(Task description):
Write out the whole listing exactly as it stands.

(Records from a collection of figures):

***

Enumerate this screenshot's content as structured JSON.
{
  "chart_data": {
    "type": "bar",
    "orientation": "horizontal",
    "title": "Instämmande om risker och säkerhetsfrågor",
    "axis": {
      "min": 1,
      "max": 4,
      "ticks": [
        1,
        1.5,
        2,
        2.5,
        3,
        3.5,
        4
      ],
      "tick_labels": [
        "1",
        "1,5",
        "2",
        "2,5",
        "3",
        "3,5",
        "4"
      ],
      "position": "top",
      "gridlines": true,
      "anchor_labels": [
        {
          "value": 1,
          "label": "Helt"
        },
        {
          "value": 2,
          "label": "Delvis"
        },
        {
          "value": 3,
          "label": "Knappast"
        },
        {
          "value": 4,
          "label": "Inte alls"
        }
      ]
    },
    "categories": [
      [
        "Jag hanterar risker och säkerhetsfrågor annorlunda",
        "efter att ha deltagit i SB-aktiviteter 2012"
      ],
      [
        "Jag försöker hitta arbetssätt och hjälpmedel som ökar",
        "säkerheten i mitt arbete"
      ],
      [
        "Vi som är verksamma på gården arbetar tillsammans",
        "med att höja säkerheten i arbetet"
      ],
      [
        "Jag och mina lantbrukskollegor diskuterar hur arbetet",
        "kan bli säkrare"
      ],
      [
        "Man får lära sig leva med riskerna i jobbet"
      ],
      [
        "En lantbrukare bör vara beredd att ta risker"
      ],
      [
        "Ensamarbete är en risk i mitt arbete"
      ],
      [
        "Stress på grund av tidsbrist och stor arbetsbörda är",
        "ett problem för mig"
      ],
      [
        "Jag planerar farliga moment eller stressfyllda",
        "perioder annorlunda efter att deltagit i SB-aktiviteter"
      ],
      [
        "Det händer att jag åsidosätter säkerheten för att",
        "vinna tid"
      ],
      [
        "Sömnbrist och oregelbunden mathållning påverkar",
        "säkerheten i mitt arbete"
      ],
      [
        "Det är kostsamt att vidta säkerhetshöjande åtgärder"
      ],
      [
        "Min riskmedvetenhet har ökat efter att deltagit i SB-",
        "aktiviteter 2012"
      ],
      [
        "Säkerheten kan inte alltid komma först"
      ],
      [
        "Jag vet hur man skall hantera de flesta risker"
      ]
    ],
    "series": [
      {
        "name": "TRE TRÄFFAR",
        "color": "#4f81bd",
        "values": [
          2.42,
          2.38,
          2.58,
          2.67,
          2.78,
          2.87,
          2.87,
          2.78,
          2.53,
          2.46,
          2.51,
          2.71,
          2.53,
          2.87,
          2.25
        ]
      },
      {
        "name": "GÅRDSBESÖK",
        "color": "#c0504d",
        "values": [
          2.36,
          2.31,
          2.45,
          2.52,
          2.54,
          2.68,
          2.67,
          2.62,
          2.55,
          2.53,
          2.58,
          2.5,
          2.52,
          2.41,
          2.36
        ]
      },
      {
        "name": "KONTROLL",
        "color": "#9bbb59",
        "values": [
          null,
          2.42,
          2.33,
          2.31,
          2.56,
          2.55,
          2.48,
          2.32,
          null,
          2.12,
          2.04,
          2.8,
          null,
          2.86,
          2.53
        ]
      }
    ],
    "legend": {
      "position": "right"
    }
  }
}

***

(Worked answer):
Enumerate this screenshot's content as structured JSON.
{
  "chart_data": {
    "type": "bar",
    "orientation": "horizontal",
    "title": "Instämmande om risker och säkerhetsfrågor",
    "axis": {
      "min": 1,
      "max": 4,
      "ticks": [
        1,
        1.5,
        2,
        2.5,
        3,
        3.5,
        4
      ],
      "tick_labels": [
        "1",
        "1,5",
        "2",
        "2,5",
        "3",
        "3,5",
        "4"
      ],
      "position": "top",
      "gridlines": true,
      "anchor_labels": [
        {
          "value": 1,
          "label": "Helt"
        },
        {
          "value": 2,
          "label": "Delvis"
        },
        {
          "value": 3,
          "label": "Knappast"
        },
        {
          "value": 4,
          "label": "Inte alls"
        }
      ]
    },
    "categories": [
      [
        "Jag hanterar risker och säkerhetsfrågor annorlunda",
        "efter att ha deltagit i SB-aktiviteter 2012"
      ],
      [
        "Jag försöker hitta arbetssätt och hjälpmedel som ökar",
        "säkerheten i mitt arbete"
      ],
      [
        "Vi som är verksamma på gården arbetar tillsammans",
        "med att höja säkerheten i arbetet"
      ],
      [
        "Jag och mina lantbrukskollegor diskuterar hur arbetet",
        "kan bli säkrare"
      ],
      [
        "Man får lära sig leva med riskerna i jobbet"
      ],
      [
        "En lantbrukare bör vara beredd att ta risker"
      ],
      [
        "Ensamarbete är en risk i mitt arbete"
      ],
      [
        "Stress på grund av tidsbrist och stor arbetsbörda är",
        "ett problem för mig"
      ],
      [
        "Jag planerar farliga moment eller stressfyllda",
        "perioder annorlunda efter att deltagit i SB-aktiviteter"
      ],
      [
        "Det händer att jag åsidosätter säkerheten för att",
        "vinna tid"
      ],
      [
        "Sömnbrist och oregelbunden mathållning påverkar",
        "säkerheten i mitt arbete"
      ],
      [
        "Det är kostsamt att vidta säkerhetshöjande åtgärder"
      ],
      [
        "Min riskmedvetenhet har ökat efter att deltagit i SB-",
        "aktiviteter 2012"
      ],
      [
        "Säkerheten kan inte alltid komma först"
      ],
      [
        "Jag vet hur man skall hantera de flesta risker"
      ]
    ],
    "series": [
      {
        "name": "TRE TRÄFFAR",
        "color": "#4f81bd",
        "values": [
          2.42,
          2.38,
          2.58,
          2.67,
          2.78,
          2.87,
          2.87,
          2.78,
          2.53,
          2.46,
          2.51,
          2.71,
          2.53,
          2.87,
          2.25
        ]
      },
      {
        "name": "GÅRDSBESÖK",
        "color": "#c0504d",
        "values": [
          2.36,
          2.31,
          2.45,
          2.52,
          2.54,
          2.68,
          2.67,
          2.62,
          2.55,
          2.53,
          2.58,
          2.5,
          2.52,
          2.41,
          2.36
        ]
      },
      {
        "name": "KONTROLL",
        "color": "#9bbb59",
        "values": [
          null,
          2.42,
          2.33,
          2.31,
          2.56,
          2.55,
          2.48,
          2.32,
          null,
          2.12,
          2.04,
          2.8,
          null,
          2.86,
          2.53
        ]
      }
    ],
    "legend": {
      "position": "right"
    }
  }
}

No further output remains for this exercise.